**WHAT YOU SHOULD DO**. Repeat the material below word for word and leave out all pictures.

** Begin MATERIAL PROVIDED **

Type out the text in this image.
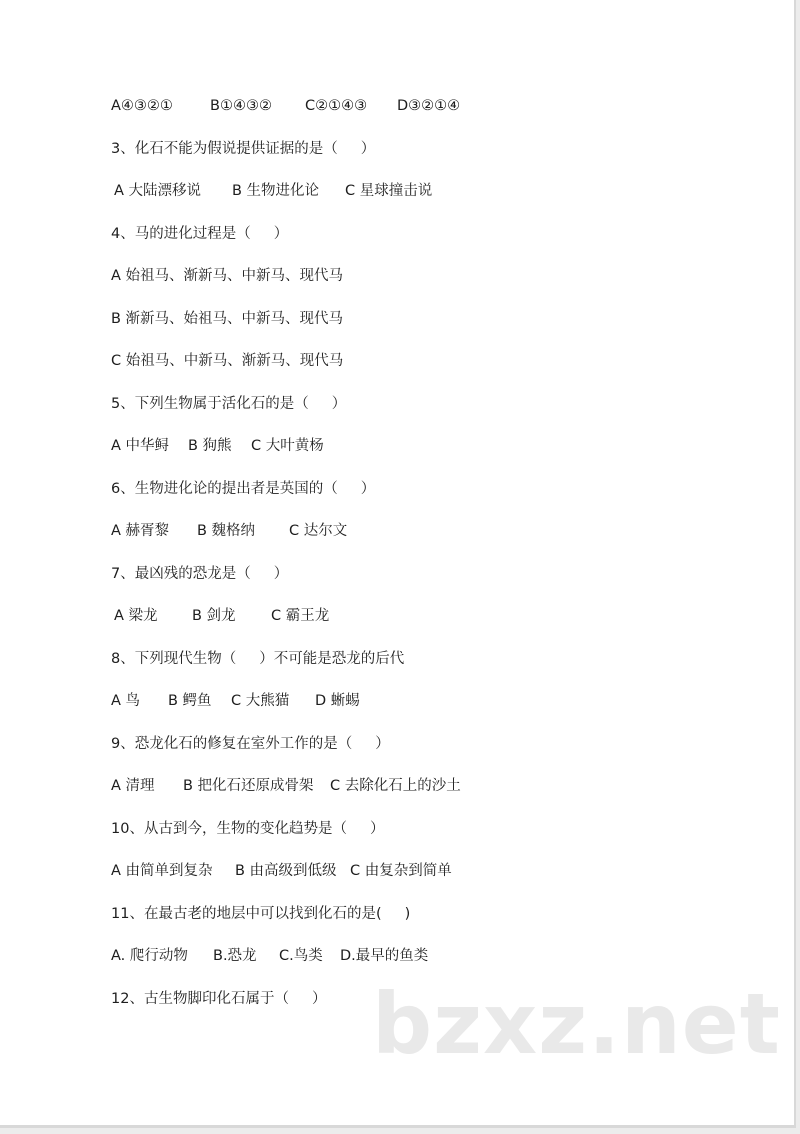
A④③②①	B①④③② C②①④③ D③②①④
3、化石不能为假说提供证据的是（     ）
A 大陆漂移说 B 生物进化论 C 星球撞击说
4、马的进化过程是（     ）
A 始祖马、渐新马、中新马、现代马
B 渐新马、始祖马、中新马、现代马
C 始祖马、中新马、渐新马、现代马
5、下列生物属于活化石的是（     ）
A 中华鲟 B 狗熊 C 大叶黄杨
6、生物进化论的提出者是英国的（     ）
A 赫胥黎 B 魏格纳 C 达尔文
7、最凶残的恐龙是（     ）
A 梁龙 B 剑龙 C 霸王龙
8、下列现代生物（     ）不可能是恐龙的后代
A 鸟 B 鳄鱼 C 大熊猫 D 蜥蜴
9、恐龙化石的修复在室外工作的是（     ）
A 清理 B 把化石还原成骨架 C 去除化石上的沙土
10、从古到今，生物的变化趋势是（     ）
A 由简单到复杂 B 由高级到低级 C 由复杂到简单
11、在最古老的地层中可以找到化石的是(     )
A. 爬行动物 B.恐龙 C.鸟类 D.最早的鱼类
12、古生物脚印化石属于（     ） bzxz.net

** End MATERIAL PROVIDED **

**TASK RESULT**.
Type out the text in this image.
A④③②①	B①④③② C②①④③ D③②①④
3、化石不能为假说提供证据的是（     ）
A 大陆漂移说 B 生物进化论 C 星球撞击说
4、马的进化过程是（     ）
A 始祖马、渐新马、中新马、现代马
B 渐新马、始祖马、中新马、现代马
C 始祖马、中新马、渐新马、现代马
5、下列生物属于活化石的是（     ）
A 中华鲟 B 狗熊 C 大叶黄杨
6、生物进化论的提出者是英国的（     ）
A 赫胥黎 B 魏格纳 C 达尔文
7、最凶残的恐龙是（     ）
A 梁龙 B 剑龙 C 霸王龙
8、下列现代生物（     ）不可能是恐龙的后代
A 鸟 B 鳄鱼 C 大熊猫 D 蜥蜴
9、恐龙化石的修复在室外工作的是（     ）
A 清理 B 把化石还原成骨架 C 去除化石上的沙土
10、从古到今，生物的变化趋势是（     ）
A 由简单到复杂 B 由高级到低级 C 由复杂到简单
11、在最古老的地层中可以找到化石的是(     )
A. 爬行动物 B.恐龙 C.鸟类 D.最早的鱼类
12、古生物脚印化石属于（     ） bzxz.net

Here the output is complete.